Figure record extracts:
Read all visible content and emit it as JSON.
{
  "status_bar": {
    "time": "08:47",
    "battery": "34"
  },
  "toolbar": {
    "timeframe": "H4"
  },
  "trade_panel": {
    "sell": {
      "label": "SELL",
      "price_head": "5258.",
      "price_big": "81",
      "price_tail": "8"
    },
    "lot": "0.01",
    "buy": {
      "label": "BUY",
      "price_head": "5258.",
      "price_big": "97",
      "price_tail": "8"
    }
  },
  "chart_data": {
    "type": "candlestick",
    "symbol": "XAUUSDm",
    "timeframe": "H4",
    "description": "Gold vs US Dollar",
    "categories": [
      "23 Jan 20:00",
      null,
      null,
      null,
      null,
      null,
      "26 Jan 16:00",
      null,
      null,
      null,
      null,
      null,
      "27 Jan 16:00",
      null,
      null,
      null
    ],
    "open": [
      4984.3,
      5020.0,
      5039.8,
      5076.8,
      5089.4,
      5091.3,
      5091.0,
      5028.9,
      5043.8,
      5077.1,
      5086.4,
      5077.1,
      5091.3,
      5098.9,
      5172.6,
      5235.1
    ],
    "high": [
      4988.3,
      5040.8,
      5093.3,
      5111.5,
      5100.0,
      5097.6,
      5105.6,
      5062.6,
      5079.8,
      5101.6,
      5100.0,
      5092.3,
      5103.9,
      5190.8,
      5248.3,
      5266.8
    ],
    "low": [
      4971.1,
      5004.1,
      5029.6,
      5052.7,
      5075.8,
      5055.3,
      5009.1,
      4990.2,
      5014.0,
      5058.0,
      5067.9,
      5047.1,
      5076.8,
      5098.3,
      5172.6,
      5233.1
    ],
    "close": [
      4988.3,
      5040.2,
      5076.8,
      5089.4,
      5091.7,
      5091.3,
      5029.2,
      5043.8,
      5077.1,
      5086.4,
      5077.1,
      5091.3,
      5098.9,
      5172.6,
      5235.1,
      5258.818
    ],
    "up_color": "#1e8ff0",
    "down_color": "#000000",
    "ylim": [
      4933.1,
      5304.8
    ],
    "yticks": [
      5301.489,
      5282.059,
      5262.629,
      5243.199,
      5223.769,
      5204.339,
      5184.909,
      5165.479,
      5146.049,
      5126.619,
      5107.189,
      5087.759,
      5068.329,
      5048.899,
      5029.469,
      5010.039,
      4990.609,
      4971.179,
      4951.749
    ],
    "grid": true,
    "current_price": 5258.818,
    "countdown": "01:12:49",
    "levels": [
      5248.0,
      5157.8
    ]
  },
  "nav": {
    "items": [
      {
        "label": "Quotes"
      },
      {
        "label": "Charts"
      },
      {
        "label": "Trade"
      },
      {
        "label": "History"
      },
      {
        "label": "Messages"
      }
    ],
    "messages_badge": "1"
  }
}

## What is asked
Return all lines of the material above in which the word "label" occurs.

## Task solution
      "label": "SELL",
      "label": "BUY",
        "label": "Quotes"
        "label": "Charts"
        "label": "Trade"
        "label": "History"
        "label": "Messages"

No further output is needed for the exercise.